Task:
Copy the entries below exactly. Images do not belong in the copy.

Records provided:
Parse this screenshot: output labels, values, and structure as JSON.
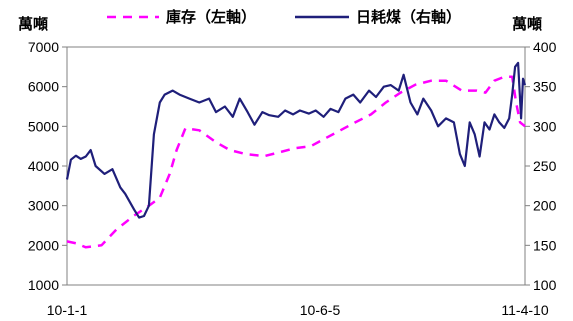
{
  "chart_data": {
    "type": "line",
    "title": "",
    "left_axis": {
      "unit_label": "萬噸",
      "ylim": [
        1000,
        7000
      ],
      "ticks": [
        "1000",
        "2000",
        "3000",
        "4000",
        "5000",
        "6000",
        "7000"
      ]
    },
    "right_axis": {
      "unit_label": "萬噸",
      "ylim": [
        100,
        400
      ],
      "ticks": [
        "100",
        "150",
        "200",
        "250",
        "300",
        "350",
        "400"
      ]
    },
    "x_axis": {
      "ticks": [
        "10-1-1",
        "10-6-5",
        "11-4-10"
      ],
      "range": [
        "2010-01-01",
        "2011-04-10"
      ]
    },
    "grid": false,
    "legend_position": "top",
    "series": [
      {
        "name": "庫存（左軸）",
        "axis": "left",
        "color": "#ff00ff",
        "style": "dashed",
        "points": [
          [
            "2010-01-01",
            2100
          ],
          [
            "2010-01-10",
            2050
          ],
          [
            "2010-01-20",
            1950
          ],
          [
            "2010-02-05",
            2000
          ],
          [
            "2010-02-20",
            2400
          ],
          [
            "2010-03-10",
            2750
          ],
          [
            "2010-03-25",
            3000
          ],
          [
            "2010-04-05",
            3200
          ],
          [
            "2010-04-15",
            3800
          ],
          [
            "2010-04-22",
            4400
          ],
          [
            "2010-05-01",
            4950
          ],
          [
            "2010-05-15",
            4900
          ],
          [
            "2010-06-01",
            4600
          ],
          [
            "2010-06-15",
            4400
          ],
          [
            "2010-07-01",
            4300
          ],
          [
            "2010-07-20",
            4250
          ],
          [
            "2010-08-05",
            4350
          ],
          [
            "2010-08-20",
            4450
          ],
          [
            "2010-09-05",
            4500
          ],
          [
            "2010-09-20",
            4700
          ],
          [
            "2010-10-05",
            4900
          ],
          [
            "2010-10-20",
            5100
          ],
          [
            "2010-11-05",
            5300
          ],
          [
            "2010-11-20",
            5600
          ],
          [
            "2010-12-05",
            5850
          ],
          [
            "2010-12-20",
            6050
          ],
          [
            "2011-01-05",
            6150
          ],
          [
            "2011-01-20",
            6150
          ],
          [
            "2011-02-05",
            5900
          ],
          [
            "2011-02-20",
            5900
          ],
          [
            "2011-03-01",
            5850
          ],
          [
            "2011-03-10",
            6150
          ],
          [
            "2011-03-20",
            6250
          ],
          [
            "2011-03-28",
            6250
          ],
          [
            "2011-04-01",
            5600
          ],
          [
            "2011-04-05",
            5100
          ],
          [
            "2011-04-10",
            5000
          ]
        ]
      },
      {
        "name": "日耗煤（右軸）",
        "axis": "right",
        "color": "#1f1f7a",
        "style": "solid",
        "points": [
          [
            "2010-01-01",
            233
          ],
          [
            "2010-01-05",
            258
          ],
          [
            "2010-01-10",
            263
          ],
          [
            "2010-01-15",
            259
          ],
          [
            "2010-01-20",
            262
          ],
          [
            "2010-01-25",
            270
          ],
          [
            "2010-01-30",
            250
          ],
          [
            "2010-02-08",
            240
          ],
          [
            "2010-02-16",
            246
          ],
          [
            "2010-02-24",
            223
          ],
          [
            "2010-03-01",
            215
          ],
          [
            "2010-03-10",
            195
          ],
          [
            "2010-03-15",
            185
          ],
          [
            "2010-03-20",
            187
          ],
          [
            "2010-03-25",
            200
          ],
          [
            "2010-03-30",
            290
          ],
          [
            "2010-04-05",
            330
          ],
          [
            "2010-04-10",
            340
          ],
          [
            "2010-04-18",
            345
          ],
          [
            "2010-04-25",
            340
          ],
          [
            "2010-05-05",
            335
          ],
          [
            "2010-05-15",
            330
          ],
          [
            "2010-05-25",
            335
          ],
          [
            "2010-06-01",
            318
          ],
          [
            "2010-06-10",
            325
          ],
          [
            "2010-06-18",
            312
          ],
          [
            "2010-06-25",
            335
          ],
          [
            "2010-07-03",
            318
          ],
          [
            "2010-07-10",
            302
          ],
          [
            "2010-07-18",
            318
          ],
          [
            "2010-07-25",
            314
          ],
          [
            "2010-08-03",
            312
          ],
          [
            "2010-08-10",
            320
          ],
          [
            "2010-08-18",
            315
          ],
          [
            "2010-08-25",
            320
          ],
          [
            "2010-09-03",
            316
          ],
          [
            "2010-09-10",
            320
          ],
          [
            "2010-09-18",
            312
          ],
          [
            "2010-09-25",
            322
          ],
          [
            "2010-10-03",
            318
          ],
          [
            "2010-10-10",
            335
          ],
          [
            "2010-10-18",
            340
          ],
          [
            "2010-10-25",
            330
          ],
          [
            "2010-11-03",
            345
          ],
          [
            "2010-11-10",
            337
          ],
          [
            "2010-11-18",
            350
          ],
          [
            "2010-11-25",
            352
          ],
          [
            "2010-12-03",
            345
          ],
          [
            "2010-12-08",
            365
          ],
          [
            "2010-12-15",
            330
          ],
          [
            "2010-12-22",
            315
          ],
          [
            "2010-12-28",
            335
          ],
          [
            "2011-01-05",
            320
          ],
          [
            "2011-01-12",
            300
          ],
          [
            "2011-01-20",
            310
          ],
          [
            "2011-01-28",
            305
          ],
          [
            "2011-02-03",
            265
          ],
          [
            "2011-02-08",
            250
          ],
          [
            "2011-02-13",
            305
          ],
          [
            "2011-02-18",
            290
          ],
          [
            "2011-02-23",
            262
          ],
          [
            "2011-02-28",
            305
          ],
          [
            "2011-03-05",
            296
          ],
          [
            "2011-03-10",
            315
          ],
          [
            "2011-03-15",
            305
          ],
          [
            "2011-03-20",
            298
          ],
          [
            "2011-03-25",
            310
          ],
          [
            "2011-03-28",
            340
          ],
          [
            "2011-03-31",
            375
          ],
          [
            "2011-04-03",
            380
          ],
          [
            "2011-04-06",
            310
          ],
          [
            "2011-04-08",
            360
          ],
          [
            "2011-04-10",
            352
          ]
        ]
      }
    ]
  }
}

Final result:
Parse this screenshot: output labels, values, and structure as JSON.
{
  "chart_data": {
    "type": "line",
    "title": "",
    "left_axis": {
      "unit_label": "萬噸",
      "ylim": [
        1000,
        7000
      ],
      "ticks": [
        "1000",
        "2000",
        "3000",
        "4000",
        "5000",
        "6000",
        "7000"
      ]
    },
    "right_axis": {
      "unit_label": "萬噸",
      "ylim": [
        100,
        400
      ],
      "ticks": [
        "100",
        "150",
        "200",
        "250",
        "300",
        "350",
        "400"
      ]
    },
    "x_axis": {
      "ticks": [
        "10-1-1",
        "10-6-5",
        "11-4-10"
      ],
      "range": [
        "2010-01-01",
        "2011-04-10"
      ]
    },
    "grid": false,
    "legend_position": "top",
    "series": [
      {
        "name": "庫存（左軸）",
        "axis": "left",
        "color": "#ff00ff",
        "style": "dashed",
        "points": [
          [
            "2010-01-01",
            2100
          ],
          [
            "2010-01-10",
            2050
          ],
          [
            "2010-01-20",
            1950
          ],
          [
            "2010-02-05",
            2000
          ],
          [
            "2010-02-20",
            2400
          ],
          [
            "2010-03-10",
            2750
          ],
          [
            "2010-03-25",
            3000
          ],
          [
            "2010-04-05",
            3200
          ],
          [
            "2010-04-15",
            3800
          ],
          [
            "2010-04-22",
            4400
          ],
          [
            "2010-05-01",
            4950
          ],
          [
            "2010-05-15",
            4900
          ],
          [
            "2010-06-01",
            4600
          ],
          [
            "2010-06-15",
            4400
          ],
          [
            "2010-07-01",
            4300
          ],
          [
            "2010-07-20",
            4250
          ],
          [
            "2010-08-05",
            4350
          ],
          [
            "2010-08-20",
            4450
          ],
          [
            "2010-09-05",
            4500
          ],
          [
            "2010-09-20",
            4700
          ],
          [
            "2010-10-05",
            4900
          ],
          [
            "2010-10-20",
            5100
          ],
          [
            "2010-11-05",
            5300
          ],
          [
            "2010-11-20",
            5600
          ],
          [
            "2010-12-05",
            5850
          ],
          [
            "2010-12-20",
            6050
          ],
          [
            "2011-01-05",
            6150
          ],
          [
            "2011-01-20",
            6150
          ],
          [
            "2011-02-05",
            5900
          ],
          [
            "2011-02-20",
            5900
          ],
          [
            "2011-03-01",
            5850
          ],
          [
            "2011-03-10",
            6150
          ],
          [
            "2011-03-20",
            6250
          ],
          [
            "2011-03-28",
            6250
          ],
          [
            "2011-04-01",
            5600
          ],
          [
            "2011-04-05",
            5100
          ],
          [
            "2011-04-10",
            5000
          ]
        ]
      },
      {
        "name": "日耗煤（右軸）",
        "axis": "right",
        "color": "#1f1f7a",
        "style": "solid",
        "points": [
          [
            "2010-01-01",
            233
          ],
          [
            "2010-01-05",
            258
          ],
          [
            "2010-01-10",
            263
          ],
          [
            "2010-01-15",
            259
          ],
          [
            "2010-01-20",
            262
          ],
          [
            "2010-01-25",
            270
          ],
          [
            "2010-01-30",
            250
          ],
          [
            "2010-02-08",
            240
          ],
          [
            "2010-02-16",
            246
          ],
          [
            "2010-02-24",
            223
          ],
          [
            "2010-03-01",
            215
          ],
          [
            "2010-03-10",
            195
          ],
          [
            "2010-03-15",
            185
          ],
          [
            "2010-03-20",
            187
          ],
          [
            "2010-03-25",
            200
          ],
          [
            "2010-03-30",
            290
          ],
          [
            "2010-04-05",
            330
          ],
          [
            "2010-04-10",
            340
          ],
          [
            "2010-04-18",
            345
          ],
          [
            "2010-04-25",
            340
          ],
          [
            "2010-05-05",
            335
          ],
          [
            "2010-05-15",
            330
          ],
          [
            "2010-05-25",
            335
          ],
          [
            "2010-06-01",
            318
          ],
          [
            "2010-06-10",
            325
          ],
          [
            "2010-06-18",
            312
          ],
          [
            "2010-06-25",
            335
          ],
          [
            "2010-07-03",
            318
          ],
          [
            "2010-07-10",
            302
          ],
          [
            "2010-07-18",
            318
          ],
          [
            "2010-07-25",
            314
          ],
          [
            "2010-08-03",
            312
          ],
          [
            "2010-08-10",
            320
          ],
          [
            "2010-08-18",
            315
          ],
          [
            "2010-08-25",
            320
          ],
          [
            "2010-09-03",
            316
          ],
          [
            "2010-09-10",
            320
          ],
          [
            "2010-09-18",
            312
          ],
          [
            "2010-09-25",
            322
          ],
          [
            "2010-10-03",
            318
          ],
          [
            "2010-10-10",
            335
          ],
          [
            "2010-10-18",
            340
          ],
          [
            "2010-10-25",
            330
          ],
          [
            "2010-11-03",
            345
          ],
          [
            "2010-11-10",
            337
          ],
          [
            "2010-11-18",
            350
          ],
          [
            "2010-11-25",
            352
          ],
          [
            "2010-12-03",
            345
          ],
          [
            "2010-12-08",
            365
          ],
          [
            "2010-12-15",
            330
          ],
          [
            "2010-12-22",
            315
          ],
          [
            "2010-12-28",
            335
          ],
          [
            "2011-01-05",
            320
          ],
          [
            "2011-01-12",
            300
          ],
          [
            "2011-01-20",
            310
          ],
          [
            "2011-01-28",
            305
          ],
          [
            "2011-02-03",
            265
          ],
          [
            "2011-02-08",
            250
          ],
          [
            "2011-02-13",
            305
          ],
          [
            "2011-02-18",
            290
          ],
          [
            "2011-02-23",
            262
          ],
          [
            "2011-02-28",
            305
          ],
          [
            "2011-03-05",
            296
          ],
          [
            "2011-03-10",
            315
          ],
          [
            "2011-03-15",
            305
          ],
          [
            "2011-03-20",
            298
          ],
          [
            "2011-03-25",
            310
          ],
          [
            "2011-03-28",
            340
          ],
          [
            "2011-03-31",
            375
          ],
          [
            "2011-04-03",
            380
          ],
          [
            "2011-04-06",
            310
          ],
          [
            "2011-04-08",
            360
          ],
          [
            "2011-04-10",
            352
          ]
        ]
      }
    ]
  }
}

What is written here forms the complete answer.